— START Input records —
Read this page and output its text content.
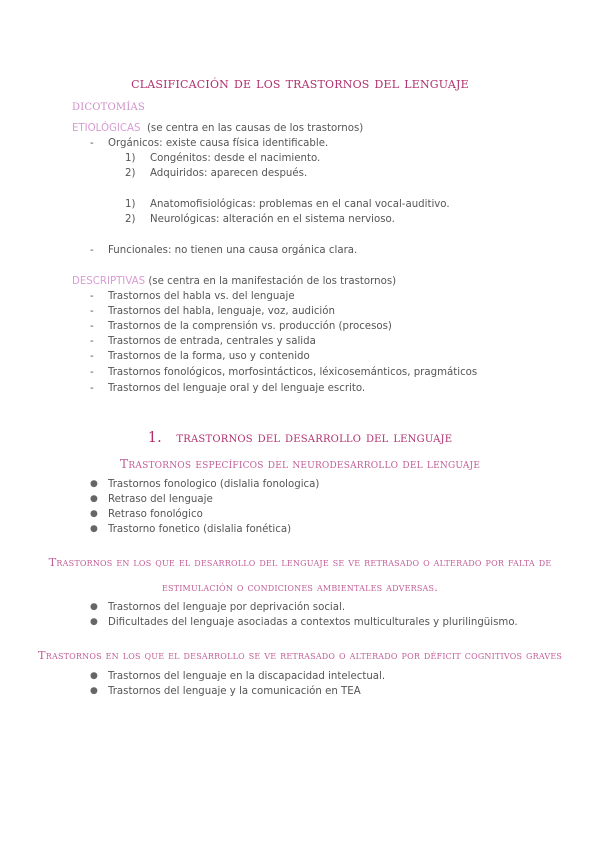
clasificación de los trastornos del lenguaje
dicotomías
ETIOLÓGICAS (se centra en las causas de los trastornos)
- Orgánicos: existe causa física identificable.
1) Congénitos: desde el nacimiento.
2) Adquiridos: aparecen después.
1) Anatomofisiológicas: problemas en el canal vocal-auditivo.
2) Neurológicas: alteración en el sistema nervioso.
- Funcionales: no tienen una causa orgánica clara.
DESCRIPTIVAS (se centra en la manifestación de los trastornos)
- Trastornos del habla vs. del lenguaje
- Trastornos del habla, lenguaje, voz, audición
- Trastornos de la comprensión vs. producción (procesos)
- Trastornos de entrada, centrales y salida
- Trastornos de la forma, uso y contenido
- Trastornos fonológicos, morfosintácticos, léxicosemánticos, pragmáticos
- Trastornos del lenguaje oral y del lenguaje escrito.
1. trastornos del desarrollo del lenguaje
Trastornos específicos del neurodesarrollo del lenguaje
● Trastornos fonologico (dislalia fonologica)
● Retraso del lenguaje
● Retraso fonológico
● Trastorno fonetico (dislalia fonética)
Trastornos en los que el desarrollo del lenguaje se ve retrasado o alterado por falta de
estimulación o condiciones ambientales adversas.
● Trastornos del lenguaje por deprivación social.
● Dificultades del lenguaje asociadas a contextos multiculturales y plurilingüismo.
Trastornos en los que el desarrollo se ve retrasado o alterado por déficit cognitivos graves
● Trastornos del lenguaje en la discapacidad intelectual.
● Trastornos del lenguaje y la comunicación en TEA
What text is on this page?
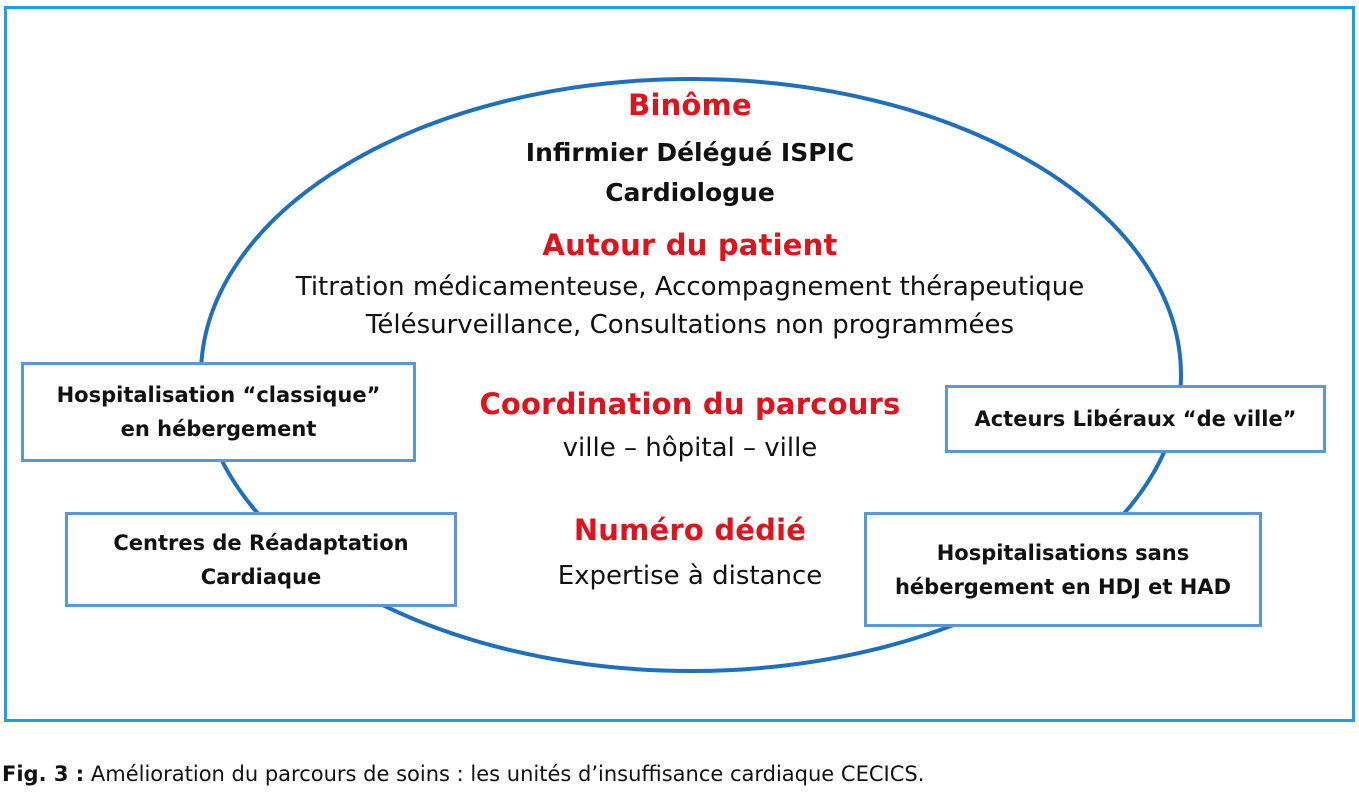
Binôme
Infirmier Délégué ISPIC
Cardiologue
Autour du patient
Titration médicamenteuse, Accompagnement thérapeutique
Télésurveillance, Consultations non programmées
Coordination du parcours
ville – hôpital – ville
Numéro dédié
Expertise à distance
Hospitalisation “classique”
en hébergement
Centres de Réadaptation
Cardiaque
Acteurs Libéraux “de ville”
Hospitalisations sans
hébergement en HDJ et HAD
Fig. 3 : Amélioration du parcours de soins : les unités d’insuffisance cardiaque CECICS.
— END Input records —
> **Short problem**: Pictures in the records above are left out; print everything else exactly as written.

> **The answer**:
Read this page and output its text content.
clasificación de los trastornos del lenguaje
dicotomías
ETIOLÓGICAS (se centra en las causas de los trastornos)
- Orgánicos: existe causa física identificable.
1) Congénitos: desde el nacimiento.
2) Adquiridos: aparecen después.
1) Anatomofisiológicas: problemas en el canal vocal-auditivo.
2) Neurológicas: alteración en el sistema nervioso.
- Funcionales: no tienen una causa orgánica clara.
DESCRIPTIVAS (se centra en la manifestación de los trastornos)
- Trastornos del habla vs. del lenguaje
- Trastornos del habla, lenguaje, voz, audición
- Trastornos de la comprensión vs. producción (procesos)
- Trastornos de entrada, centrales y salida
- Trastornos de la forma, uso y contenido
- Trastornos fonológicos, morfosintácticos, léxicosemánticos, pragmáticos
- Trastornos del lenguaje oral y del lenguaje escrito.
1. trastornos del desarrollo del lenguaje
Trastornos específicos del neurodesarrollo del lenguaje
● Trastornos fonologico (dislalia fonologica)
● Retraso del lenguaje
● Retraso fonológico
● Trastorno fonetico (dislalia fonética)
Trastornos en los que el desarrollo del lenguaje se ve retrasado o alterado por falta de
estimulación o condiciones ambientales adversas.
● Trastornos del lenguaje por deprivación social.
● Dificultades del lenguaje asociadas a contextos multiculturales y plurilingüismo.
Trastornos en los que el desarrollo se ve retrasado o alterado por déficit cognitivos graves
● Trastornos del lenguaje en la discapacidad intelectual.
● Trastornos del lenguaje y la comunicación en TEA
What text is on this page?
Binôme
Infirmier Délégué ISPIC
Cardiologue
Autour du patient
Titration médicamenteuse, Accompagnement thérapeutique
Télésurveillance, Consultations non programmées
Coordination du parcours
ville – hôpital – ville
Numéro dédié
Expertise à distance
Hospitalisation “classique”
en hébergement
Centres de Réadaptation
Cardiaque
Acteurs Libéraux “de ville”
Hospitalisations sans
hébergement en HDJ et HAD
Fig. 3 : Amélioration du parcours de soins : les unités d’insuffisance cardiaque CECICS.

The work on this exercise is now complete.